_BRANO_:

——————————

# Dele Alli



## BossKilla7 (23 Gennaio 2016)

Signori miei, qui siamo di fronte probabilmente a uno dei talenti più puri che il calcio inglese abbia mai coltivato. 
Centrocampista moderno classe '96 box-to-box e paragonato da molti a Steven Gerrard, già l'anno scorso si era messo in grandissima mostra col MK Dons eliminando 4-0 lo United in Coppa di Lega e dopo esser stato acquistato dal Tottenham per 6 milioni sta mostrando doti fuori dal comune per un giocatore di quella età. Segna al debutto da titolare sia con la maglia degli Spurs, contro il Leicester (si ripeterà altre 5 volte in campionato) sia con la Nazionale maggiore inglese contro la Francia con un gran destro da fuori area. Forza fisica e tecnica lo rendono uno dei migliori prospetti al mondo, sicuramente il miglior centrocampista della premier quest'anno per distacco


----------



## Dumbaghi (23 Gennaio 2016)

——————————

[Record delle posizioni degli elementi]

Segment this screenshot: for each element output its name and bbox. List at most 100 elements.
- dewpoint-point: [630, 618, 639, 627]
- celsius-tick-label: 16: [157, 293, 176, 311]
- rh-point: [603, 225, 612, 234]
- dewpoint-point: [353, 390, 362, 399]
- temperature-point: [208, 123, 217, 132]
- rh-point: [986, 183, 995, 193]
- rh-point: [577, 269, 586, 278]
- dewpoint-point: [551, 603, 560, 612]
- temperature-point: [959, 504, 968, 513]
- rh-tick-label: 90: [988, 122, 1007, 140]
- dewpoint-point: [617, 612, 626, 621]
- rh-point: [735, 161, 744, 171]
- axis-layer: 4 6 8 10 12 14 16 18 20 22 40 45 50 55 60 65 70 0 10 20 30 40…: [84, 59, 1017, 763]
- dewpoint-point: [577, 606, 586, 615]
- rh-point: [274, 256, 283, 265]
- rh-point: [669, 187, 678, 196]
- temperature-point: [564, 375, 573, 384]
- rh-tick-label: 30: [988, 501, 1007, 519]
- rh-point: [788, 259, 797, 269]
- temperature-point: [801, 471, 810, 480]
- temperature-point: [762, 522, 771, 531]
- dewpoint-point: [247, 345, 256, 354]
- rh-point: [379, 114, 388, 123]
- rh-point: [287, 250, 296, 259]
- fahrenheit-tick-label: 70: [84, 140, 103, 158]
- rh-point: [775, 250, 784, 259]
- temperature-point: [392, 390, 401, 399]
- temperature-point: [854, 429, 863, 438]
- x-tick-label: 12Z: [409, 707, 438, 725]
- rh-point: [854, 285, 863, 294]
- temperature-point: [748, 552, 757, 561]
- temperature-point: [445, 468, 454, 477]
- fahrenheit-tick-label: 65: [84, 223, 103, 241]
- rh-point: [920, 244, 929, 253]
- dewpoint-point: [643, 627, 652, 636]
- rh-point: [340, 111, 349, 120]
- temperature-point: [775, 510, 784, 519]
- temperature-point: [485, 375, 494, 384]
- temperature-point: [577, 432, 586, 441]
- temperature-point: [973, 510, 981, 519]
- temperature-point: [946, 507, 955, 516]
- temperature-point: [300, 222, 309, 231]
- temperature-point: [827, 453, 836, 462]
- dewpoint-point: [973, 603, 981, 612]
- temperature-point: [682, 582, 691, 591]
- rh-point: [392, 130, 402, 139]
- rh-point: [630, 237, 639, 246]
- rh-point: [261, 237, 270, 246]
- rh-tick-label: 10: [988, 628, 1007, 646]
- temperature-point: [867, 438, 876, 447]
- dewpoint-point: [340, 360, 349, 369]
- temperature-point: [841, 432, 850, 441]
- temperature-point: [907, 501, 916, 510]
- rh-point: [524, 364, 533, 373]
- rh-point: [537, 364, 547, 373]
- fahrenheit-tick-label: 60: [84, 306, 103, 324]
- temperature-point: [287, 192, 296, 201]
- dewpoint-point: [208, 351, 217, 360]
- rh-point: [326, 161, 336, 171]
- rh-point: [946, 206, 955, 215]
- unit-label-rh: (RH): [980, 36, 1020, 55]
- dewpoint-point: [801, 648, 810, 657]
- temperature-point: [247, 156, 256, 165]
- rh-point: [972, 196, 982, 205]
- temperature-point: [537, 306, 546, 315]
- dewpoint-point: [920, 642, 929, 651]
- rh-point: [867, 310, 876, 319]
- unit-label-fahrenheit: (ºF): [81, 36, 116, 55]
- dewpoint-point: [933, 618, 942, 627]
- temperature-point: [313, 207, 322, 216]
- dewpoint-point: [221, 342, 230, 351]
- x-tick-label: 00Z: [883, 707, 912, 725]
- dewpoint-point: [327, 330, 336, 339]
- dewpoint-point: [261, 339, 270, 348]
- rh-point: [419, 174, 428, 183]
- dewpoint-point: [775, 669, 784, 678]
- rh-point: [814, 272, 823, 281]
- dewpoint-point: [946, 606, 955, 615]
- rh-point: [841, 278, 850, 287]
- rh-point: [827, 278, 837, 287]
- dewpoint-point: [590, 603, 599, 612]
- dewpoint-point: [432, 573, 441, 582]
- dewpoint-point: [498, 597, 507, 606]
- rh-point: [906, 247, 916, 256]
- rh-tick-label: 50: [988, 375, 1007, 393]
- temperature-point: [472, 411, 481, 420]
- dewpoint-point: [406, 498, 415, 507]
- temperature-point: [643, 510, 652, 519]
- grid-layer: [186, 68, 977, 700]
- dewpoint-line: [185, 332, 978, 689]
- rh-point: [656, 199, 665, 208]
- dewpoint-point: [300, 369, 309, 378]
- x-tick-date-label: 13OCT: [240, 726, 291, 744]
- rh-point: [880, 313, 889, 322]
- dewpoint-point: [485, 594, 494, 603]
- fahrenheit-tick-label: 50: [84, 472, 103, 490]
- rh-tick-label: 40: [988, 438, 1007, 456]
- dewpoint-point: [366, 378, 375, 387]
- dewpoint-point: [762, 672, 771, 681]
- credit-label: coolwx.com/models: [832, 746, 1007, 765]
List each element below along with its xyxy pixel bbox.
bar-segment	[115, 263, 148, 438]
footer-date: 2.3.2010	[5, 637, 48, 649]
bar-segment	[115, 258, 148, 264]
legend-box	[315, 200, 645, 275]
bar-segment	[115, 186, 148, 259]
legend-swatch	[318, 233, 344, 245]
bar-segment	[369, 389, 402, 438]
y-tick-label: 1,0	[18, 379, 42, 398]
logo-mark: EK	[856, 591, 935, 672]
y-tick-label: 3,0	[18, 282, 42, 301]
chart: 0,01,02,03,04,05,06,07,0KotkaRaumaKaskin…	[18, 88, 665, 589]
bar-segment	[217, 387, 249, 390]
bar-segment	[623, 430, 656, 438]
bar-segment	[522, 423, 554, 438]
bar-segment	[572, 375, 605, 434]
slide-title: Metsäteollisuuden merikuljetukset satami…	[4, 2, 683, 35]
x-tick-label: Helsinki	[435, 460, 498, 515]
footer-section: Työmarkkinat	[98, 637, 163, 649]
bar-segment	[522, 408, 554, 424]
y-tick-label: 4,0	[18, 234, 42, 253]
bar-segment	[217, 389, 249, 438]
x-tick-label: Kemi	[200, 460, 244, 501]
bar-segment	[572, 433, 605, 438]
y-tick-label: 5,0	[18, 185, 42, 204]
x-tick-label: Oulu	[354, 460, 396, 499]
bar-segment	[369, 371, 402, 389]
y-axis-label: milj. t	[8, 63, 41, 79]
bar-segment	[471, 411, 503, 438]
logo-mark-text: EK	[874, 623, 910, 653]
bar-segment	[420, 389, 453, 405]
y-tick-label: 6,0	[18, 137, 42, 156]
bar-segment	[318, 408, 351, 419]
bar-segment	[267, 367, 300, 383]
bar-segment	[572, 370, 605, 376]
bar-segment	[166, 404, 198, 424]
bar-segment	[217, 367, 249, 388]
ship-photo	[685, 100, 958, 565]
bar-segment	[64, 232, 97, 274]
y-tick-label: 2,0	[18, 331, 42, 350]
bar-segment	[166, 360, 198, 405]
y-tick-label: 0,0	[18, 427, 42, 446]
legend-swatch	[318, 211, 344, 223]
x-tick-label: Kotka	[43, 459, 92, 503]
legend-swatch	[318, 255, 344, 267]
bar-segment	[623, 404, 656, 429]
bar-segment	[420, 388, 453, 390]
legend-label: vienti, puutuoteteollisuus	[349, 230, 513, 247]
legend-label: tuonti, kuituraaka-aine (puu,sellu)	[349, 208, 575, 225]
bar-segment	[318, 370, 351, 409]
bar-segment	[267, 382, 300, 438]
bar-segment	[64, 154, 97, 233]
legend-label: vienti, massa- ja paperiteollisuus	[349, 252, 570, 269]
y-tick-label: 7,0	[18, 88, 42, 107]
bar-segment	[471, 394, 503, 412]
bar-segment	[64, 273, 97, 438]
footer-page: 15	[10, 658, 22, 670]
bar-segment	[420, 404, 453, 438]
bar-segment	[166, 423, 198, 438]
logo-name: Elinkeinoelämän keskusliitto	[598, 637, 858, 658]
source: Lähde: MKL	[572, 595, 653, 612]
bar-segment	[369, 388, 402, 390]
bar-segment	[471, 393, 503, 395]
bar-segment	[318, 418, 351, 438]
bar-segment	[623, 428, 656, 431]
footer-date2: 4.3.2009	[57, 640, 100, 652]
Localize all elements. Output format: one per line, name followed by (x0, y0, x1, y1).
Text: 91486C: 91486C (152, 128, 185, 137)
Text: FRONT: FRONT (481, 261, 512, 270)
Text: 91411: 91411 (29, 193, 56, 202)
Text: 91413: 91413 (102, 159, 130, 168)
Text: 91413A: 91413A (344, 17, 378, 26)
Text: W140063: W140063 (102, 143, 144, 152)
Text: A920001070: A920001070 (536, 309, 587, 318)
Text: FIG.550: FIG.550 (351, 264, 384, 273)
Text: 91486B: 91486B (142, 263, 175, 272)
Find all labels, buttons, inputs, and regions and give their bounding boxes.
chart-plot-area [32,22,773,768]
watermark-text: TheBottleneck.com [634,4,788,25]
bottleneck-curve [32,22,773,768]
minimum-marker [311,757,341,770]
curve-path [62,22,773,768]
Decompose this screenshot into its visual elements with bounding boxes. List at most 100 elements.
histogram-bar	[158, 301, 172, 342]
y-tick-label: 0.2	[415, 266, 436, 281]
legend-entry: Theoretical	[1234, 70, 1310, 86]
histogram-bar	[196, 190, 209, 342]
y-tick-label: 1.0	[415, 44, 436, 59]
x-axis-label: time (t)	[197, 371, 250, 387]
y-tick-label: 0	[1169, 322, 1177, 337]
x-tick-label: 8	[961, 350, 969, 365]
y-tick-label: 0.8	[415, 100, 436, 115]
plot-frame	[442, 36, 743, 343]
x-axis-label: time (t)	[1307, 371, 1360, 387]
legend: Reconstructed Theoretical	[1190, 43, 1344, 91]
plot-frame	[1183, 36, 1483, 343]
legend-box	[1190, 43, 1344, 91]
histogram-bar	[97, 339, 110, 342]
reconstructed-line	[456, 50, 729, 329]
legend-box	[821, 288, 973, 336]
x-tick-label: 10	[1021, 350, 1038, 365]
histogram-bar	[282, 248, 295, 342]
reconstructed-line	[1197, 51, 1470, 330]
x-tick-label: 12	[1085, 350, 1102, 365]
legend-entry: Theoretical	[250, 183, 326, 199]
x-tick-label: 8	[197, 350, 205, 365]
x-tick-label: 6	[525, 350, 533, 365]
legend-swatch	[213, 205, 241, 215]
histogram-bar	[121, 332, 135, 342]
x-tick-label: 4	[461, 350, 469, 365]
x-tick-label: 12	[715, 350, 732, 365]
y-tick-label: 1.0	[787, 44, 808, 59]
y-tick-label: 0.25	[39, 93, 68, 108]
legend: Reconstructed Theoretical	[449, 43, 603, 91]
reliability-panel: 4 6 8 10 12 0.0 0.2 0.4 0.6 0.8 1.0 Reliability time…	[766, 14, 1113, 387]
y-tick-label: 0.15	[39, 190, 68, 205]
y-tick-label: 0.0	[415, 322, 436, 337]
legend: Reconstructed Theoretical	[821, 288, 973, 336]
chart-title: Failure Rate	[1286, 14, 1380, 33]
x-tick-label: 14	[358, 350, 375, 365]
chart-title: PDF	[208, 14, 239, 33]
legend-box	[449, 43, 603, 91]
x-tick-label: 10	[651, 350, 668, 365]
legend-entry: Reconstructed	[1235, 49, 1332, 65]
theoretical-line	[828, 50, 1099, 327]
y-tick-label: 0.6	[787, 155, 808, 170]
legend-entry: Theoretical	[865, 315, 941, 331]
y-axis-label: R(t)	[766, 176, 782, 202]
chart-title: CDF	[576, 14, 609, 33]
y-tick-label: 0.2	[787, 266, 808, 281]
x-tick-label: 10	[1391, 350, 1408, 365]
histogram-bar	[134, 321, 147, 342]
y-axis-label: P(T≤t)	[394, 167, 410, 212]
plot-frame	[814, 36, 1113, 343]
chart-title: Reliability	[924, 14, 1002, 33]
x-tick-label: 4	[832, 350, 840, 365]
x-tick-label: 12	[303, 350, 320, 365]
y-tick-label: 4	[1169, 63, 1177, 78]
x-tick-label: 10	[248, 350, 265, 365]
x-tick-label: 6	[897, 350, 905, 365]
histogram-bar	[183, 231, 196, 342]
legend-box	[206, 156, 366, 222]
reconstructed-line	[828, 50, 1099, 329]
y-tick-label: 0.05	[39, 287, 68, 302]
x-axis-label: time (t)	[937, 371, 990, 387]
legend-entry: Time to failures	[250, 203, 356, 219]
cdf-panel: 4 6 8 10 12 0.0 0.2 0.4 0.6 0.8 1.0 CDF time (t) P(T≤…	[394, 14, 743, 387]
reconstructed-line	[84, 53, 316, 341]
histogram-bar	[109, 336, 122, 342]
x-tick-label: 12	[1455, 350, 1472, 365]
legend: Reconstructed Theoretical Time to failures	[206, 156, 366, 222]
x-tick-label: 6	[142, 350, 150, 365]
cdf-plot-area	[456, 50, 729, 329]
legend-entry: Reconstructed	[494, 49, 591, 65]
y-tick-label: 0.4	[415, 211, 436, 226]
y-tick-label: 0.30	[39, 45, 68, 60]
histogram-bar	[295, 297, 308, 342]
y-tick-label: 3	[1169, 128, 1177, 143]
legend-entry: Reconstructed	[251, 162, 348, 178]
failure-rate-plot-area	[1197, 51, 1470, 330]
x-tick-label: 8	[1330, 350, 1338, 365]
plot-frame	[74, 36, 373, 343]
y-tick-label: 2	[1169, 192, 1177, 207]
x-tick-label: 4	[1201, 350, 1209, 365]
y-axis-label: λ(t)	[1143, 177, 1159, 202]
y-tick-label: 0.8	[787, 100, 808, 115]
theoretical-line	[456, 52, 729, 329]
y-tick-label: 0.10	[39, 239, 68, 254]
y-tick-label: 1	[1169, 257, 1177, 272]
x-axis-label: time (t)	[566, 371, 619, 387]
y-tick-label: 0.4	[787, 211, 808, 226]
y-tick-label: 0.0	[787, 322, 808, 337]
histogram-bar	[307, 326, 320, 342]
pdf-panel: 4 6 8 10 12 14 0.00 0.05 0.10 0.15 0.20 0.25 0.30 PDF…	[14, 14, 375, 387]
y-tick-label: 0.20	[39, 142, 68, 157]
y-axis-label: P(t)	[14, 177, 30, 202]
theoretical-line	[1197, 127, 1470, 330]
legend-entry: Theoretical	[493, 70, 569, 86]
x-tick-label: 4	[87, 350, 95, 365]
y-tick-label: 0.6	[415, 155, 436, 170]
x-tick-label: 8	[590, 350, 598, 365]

——————————

_REQUISITI_:
**a)** Secondo il brano su Dele Alli, contro quale avversario ha segnato al debutto da titolare con la Nazionale maggiore inglese?
**b)** Duplica le righe dei record dall'inizio fino alla riga che contiene "- rh-point: [735, 161, 744, 171]", estremi inclusi.

_IN RISPOSTA_:
**a)** Contro la Francia.

**b)**
Segment this screenshot: for each element output its name and bbox. List at most 100 elements.
- dewpoint-point: [630, 618, 639, 627]
- celsius-tick-label: 16: [157, 293, 176, 311]
- rh-point: [603, 225, 612, 234]
- dewpoint-point: [353, 390, 362, 399]
- temperature-point: [208, 123, 217, 132]
- rh-point: [986, 183, 995, 193]
- rh-point: [577, 269, 586, 278]
- dewpoint-point: [551, 603, 560, 612]
- temperature-point: [959, 504, 968, 513]
- rh-tick-label: 90: [988, 122, 1007, 140]
- dewpoint-point: [617, 612, 626, 621]
- rh-point: [735, 161, 744, 171]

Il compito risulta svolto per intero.